Given records >>
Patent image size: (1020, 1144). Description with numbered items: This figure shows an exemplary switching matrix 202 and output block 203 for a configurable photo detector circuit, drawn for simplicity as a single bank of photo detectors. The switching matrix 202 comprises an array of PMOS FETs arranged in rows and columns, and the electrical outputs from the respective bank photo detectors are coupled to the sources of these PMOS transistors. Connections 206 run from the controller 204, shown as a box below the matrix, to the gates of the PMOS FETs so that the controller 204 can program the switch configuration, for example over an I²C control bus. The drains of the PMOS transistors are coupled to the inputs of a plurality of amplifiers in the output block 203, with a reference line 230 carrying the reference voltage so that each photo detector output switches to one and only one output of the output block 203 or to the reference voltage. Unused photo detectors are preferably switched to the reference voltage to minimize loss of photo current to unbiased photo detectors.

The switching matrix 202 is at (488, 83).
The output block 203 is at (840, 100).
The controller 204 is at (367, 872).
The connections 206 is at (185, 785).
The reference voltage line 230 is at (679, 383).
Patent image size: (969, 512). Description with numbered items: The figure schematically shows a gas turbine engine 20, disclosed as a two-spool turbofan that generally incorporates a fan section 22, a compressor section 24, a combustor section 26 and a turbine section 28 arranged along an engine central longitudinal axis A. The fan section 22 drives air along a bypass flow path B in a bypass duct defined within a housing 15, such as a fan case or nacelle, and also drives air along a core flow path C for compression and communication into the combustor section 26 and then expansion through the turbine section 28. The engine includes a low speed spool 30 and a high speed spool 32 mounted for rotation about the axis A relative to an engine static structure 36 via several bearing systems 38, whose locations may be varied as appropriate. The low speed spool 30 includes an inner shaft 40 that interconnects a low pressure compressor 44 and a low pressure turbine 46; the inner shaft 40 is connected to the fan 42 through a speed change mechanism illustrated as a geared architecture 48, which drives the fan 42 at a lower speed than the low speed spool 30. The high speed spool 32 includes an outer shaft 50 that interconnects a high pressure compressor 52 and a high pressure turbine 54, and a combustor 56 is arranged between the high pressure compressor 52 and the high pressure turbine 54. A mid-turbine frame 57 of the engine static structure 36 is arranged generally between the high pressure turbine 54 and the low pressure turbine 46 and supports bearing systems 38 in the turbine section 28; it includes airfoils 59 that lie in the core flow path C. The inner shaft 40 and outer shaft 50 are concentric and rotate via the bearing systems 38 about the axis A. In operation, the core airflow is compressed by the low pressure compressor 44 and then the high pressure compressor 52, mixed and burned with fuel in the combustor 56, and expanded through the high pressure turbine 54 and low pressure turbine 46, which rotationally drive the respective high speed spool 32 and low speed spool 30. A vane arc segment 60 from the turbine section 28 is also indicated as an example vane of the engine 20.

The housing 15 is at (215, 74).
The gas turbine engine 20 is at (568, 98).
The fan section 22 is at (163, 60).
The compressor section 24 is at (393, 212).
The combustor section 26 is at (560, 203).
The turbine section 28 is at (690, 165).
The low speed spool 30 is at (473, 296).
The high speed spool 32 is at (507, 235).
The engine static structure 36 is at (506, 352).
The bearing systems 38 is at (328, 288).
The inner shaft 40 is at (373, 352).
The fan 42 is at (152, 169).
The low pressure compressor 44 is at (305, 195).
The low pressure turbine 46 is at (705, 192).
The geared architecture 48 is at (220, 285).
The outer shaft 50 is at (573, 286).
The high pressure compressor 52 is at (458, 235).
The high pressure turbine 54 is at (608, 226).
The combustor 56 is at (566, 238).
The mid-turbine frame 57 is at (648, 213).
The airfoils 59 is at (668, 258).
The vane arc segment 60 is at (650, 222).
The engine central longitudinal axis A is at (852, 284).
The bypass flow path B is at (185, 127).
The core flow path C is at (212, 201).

Given exercise >> Which lines in the records above contain the string "block"? Gather and copy each of those lines in full, treating uppercase and lowercase letters as distinct.

Exercise response >>
Patent image size: (1020, 1144). Description with numbered items: This figure shows an exemplary switching matrix 202 and output block 203 for a configurable photo detector circuit, drawn for simplicity as a single bank of photo detectors. The switching matrix 202 comprises an array of PMOS FETs arranged in rows and columns, and the electrical outputs from the respective bank photo detectors are coupled to the sources of these PMOS transistors. Connections 206 run from the controller 204, shown as a box below the matrix, to the gates of the PMOS FETs so that the controller 204 can program the switch configuration, for example over an I²C control bus. The drains of the PMOS transistors are coupled to the inputs of a plurality of amplifiers in the output block 203, with a reference line 230 carrying the reference voltage so that each photo detector output switches to one and only one output of the output block 203 or to the reference voltage. Unused photo detectors are preferably switched to the reference voltage to minimize loss of photo current to unbiased photo detectors.
The output block 203 is at (840, 100).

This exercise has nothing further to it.